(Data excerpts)
--------------------

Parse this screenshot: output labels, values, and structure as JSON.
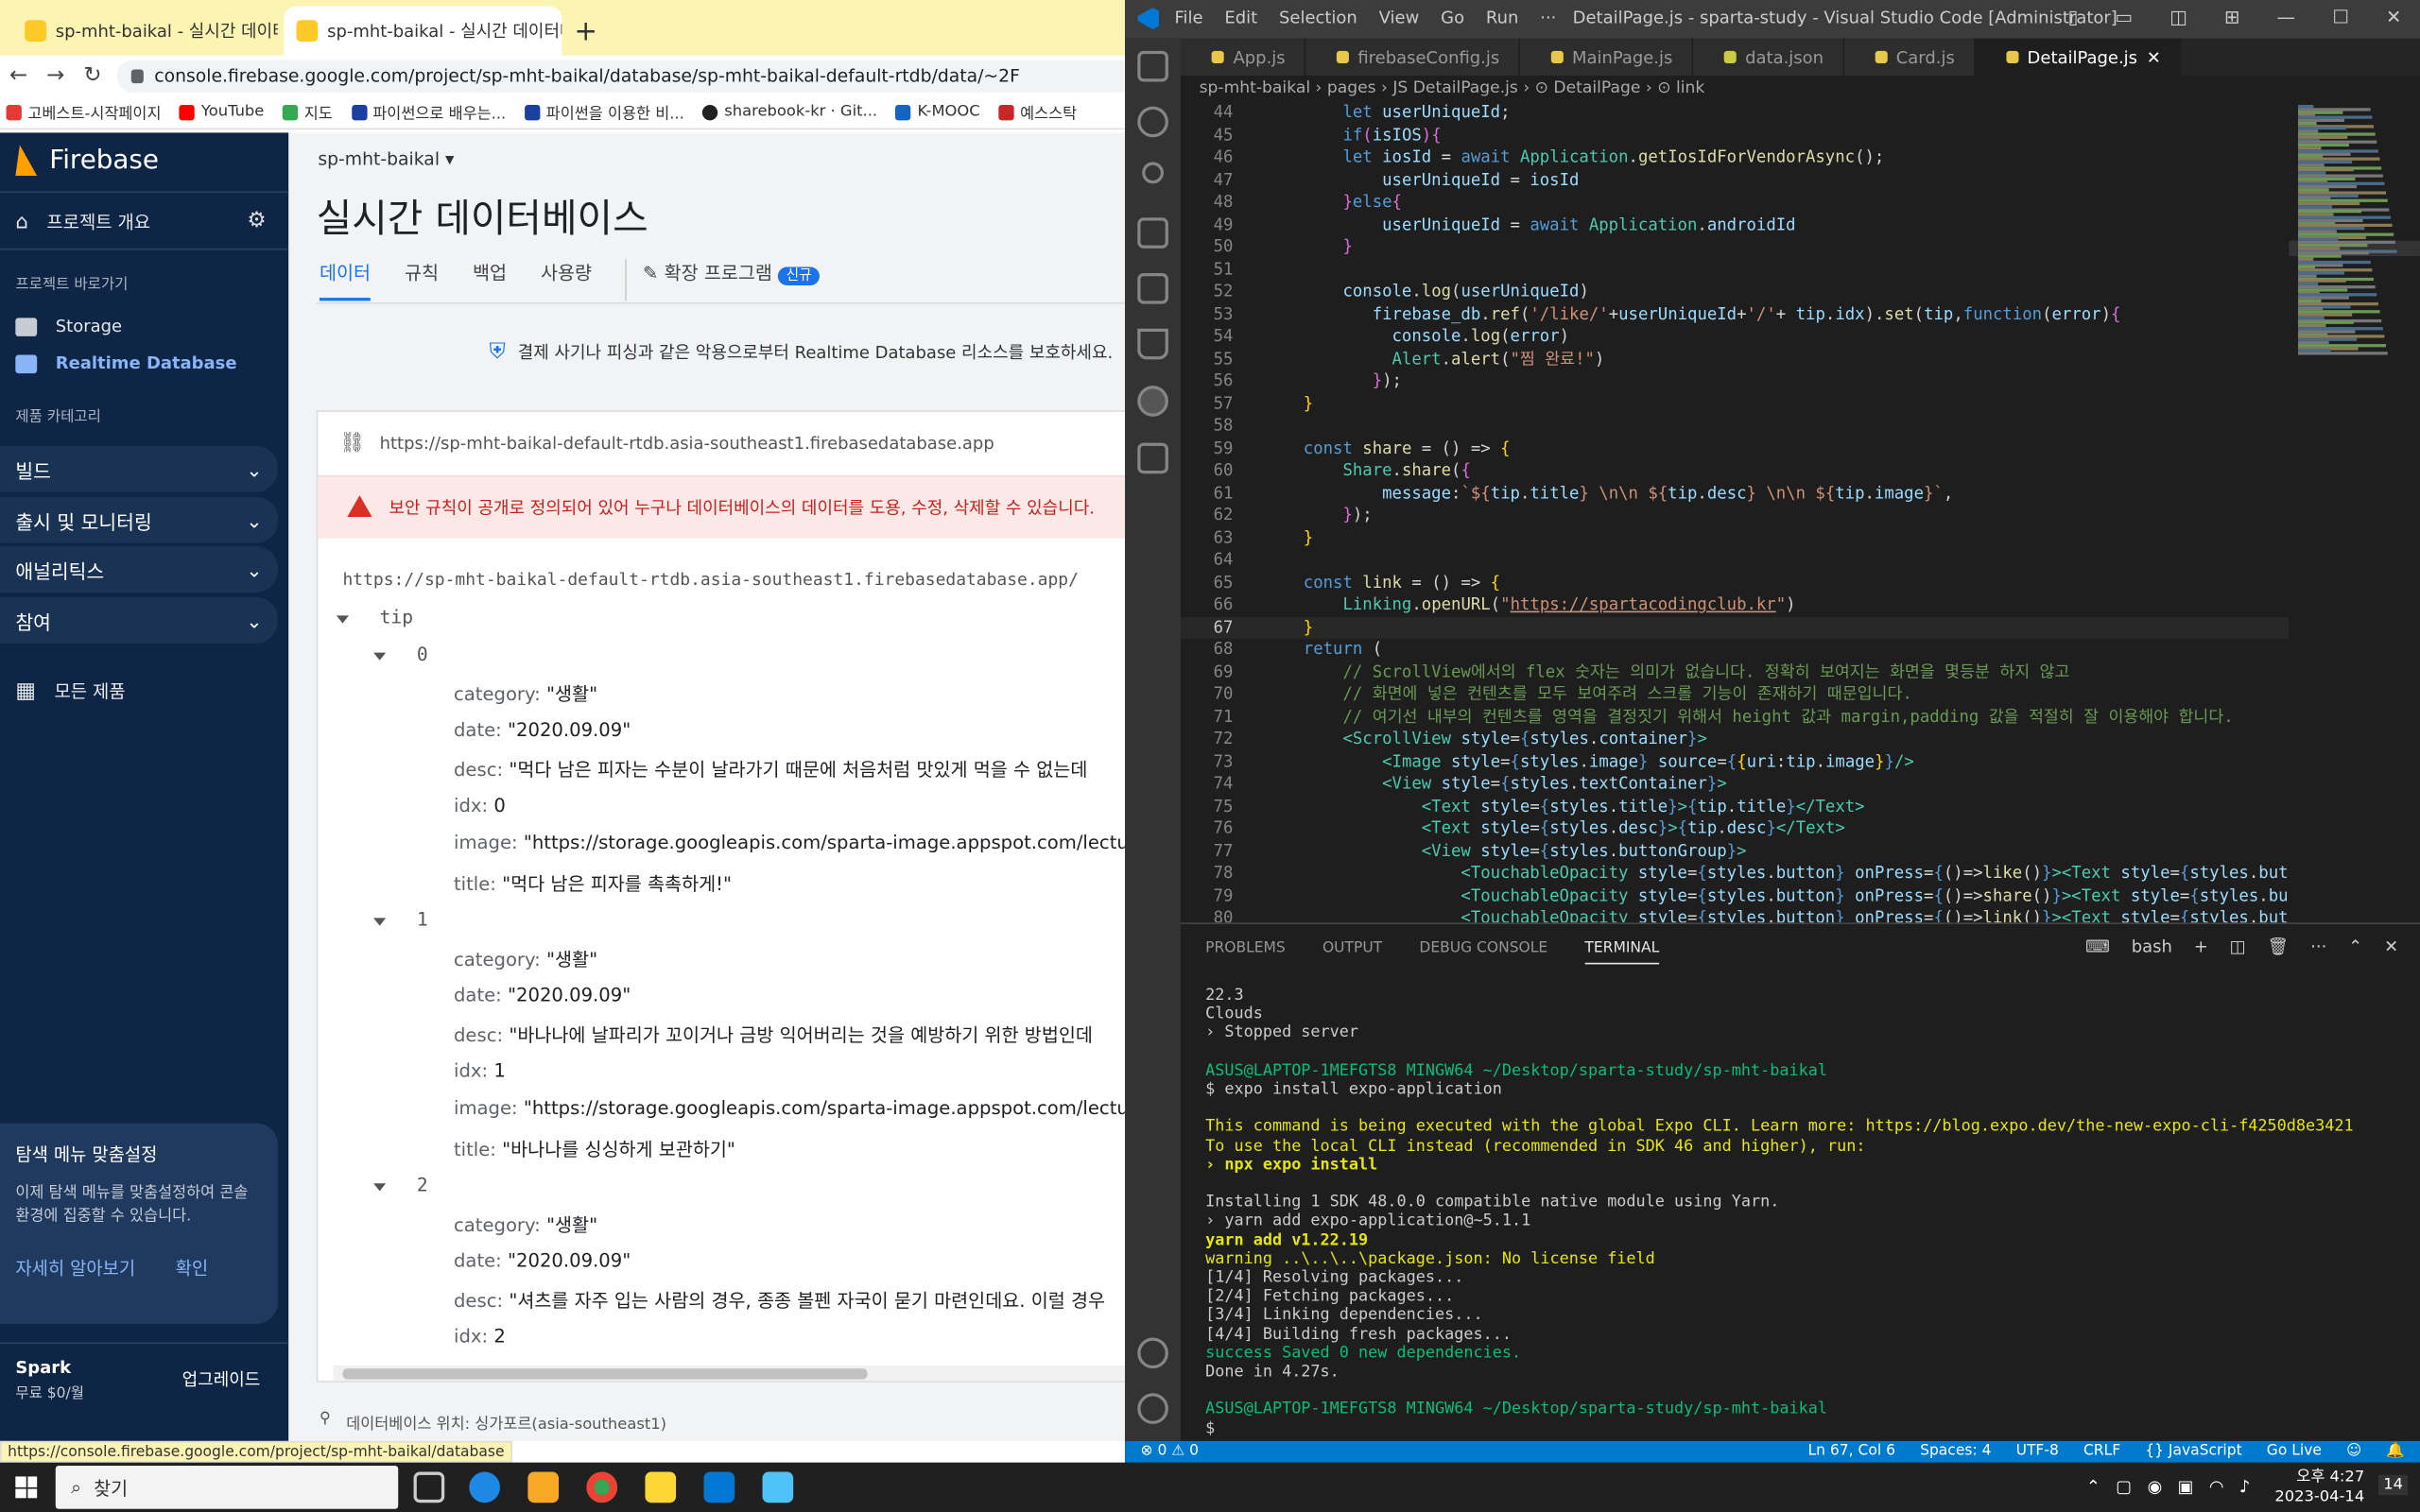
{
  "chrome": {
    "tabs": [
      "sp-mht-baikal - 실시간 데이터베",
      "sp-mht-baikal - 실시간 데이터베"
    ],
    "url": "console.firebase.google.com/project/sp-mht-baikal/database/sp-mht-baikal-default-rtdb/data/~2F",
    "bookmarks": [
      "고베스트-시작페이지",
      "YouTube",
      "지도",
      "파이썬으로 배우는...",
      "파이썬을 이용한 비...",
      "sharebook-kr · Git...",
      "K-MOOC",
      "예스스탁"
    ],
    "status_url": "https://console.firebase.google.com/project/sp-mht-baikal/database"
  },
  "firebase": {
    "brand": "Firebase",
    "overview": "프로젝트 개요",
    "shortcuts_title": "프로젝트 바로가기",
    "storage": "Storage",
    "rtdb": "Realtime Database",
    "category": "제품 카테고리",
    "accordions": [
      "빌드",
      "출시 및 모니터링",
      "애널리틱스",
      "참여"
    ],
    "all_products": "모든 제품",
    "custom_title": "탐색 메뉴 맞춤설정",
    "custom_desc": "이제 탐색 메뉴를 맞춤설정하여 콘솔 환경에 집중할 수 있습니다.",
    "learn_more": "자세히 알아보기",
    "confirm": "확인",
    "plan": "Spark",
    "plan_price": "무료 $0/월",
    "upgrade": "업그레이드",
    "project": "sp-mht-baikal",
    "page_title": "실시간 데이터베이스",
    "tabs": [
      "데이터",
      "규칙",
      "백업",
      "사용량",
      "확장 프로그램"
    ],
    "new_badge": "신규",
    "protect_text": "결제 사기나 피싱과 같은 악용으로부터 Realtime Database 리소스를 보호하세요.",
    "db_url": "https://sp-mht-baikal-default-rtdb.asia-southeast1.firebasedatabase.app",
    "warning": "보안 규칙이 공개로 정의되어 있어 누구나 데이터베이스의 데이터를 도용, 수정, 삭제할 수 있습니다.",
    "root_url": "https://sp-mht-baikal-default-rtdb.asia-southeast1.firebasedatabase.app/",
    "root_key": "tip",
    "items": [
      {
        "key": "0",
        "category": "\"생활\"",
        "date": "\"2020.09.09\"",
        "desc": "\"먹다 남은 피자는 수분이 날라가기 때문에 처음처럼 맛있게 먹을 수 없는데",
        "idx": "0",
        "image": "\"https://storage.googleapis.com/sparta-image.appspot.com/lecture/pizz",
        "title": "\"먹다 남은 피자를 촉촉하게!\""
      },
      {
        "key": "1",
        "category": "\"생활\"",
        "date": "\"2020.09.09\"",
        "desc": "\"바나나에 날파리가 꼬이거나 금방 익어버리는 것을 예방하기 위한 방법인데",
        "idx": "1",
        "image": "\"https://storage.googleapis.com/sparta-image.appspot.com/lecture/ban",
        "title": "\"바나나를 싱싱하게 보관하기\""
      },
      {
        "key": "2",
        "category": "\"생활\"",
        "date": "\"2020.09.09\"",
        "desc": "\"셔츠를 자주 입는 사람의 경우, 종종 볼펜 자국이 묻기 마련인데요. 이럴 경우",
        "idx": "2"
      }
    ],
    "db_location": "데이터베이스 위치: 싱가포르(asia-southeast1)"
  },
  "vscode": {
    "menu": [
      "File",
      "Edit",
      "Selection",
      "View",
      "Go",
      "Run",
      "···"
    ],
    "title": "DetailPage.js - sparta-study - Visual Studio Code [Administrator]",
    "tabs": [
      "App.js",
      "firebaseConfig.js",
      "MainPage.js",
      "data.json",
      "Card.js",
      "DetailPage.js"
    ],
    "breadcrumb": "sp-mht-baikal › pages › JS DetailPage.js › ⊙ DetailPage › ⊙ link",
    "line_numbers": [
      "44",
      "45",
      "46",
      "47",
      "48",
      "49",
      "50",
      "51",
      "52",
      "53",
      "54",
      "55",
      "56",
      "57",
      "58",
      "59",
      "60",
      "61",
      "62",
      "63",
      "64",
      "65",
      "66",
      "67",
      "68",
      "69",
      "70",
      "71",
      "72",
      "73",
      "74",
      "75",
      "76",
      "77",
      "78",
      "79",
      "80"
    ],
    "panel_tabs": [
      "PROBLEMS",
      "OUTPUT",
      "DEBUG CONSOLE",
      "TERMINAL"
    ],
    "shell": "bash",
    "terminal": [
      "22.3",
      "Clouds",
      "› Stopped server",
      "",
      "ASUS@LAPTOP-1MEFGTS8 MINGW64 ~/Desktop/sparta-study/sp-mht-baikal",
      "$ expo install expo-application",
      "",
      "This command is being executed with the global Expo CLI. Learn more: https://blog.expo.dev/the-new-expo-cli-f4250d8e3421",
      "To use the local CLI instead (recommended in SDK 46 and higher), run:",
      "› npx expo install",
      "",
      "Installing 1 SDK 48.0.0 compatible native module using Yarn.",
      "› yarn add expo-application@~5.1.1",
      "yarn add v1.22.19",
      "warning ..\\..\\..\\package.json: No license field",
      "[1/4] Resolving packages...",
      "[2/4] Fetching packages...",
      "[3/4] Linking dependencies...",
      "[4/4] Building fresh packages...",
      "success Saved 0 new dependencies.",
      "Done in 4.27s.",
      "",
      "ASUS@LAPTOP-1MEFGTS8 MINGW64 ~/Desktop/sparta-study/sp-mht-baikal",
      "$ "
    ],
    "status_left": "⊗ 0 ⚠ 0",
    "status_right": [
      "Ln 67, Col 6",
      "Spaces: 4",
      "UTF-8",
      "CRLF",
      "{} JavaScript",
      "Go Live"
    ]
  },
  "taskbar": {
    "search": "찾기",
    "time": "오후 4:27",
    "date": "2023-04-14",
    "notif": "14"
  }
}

--------------------

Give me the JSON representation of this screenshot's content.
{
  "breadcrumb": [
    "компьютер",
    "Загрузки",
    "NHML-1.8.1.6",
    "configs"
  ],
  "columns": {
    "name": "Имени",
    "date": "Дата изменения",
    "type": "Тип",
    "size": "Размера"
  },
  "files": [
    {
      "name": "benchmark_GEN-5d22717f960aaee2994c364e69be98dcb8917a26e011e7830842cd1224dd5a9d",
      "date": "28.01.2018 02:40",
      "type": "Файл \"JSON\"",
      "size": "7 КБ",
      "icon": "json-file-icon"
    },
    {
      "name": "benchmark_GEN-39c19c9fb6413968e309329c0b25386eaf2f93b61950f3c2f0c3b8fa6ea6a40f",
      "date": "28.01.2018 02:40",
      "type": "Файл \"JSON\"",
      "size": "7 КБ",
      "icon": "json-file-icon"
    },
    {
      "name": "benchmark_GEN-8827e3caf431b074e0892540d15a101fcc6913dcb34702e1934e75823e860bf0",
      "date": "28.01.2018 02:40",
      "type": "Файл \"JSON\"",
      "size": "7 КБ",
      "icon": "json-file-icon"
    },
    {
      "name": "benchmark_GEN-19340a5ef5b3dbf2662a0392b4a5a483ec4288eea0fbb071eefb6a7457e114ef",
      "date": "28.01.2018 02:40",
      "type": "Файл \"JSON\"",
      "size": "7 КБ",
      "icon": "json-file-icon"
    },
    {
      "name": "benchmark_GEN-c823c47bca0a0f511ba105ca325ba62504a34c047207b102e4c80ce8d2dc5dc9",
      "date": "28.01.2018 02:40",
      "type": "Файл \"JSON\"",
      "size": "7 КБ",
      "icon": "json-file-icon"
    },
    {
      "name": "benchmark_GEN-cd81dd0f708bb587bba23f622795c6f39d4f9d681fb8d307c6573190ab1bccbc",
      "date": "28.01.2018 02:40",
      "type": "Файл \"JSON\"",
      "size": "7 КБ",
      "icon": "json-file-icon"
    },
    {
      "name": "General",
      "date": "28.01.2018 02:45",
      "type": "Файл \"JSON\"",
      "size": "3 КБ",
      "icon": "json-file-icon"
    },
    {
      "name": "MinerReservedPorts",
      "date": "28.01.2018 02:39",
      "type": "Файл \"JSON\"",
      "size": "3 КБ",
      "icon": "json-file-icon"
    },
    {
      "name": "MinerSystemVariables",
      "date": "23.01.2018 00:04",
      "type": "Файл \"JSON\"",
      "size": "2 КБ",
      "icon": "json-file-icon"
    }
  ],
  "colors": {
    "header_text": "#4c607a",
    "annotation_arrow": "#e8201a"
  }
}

--------------------

Provide only the count of lines in the material above that hold the word "baikal".

10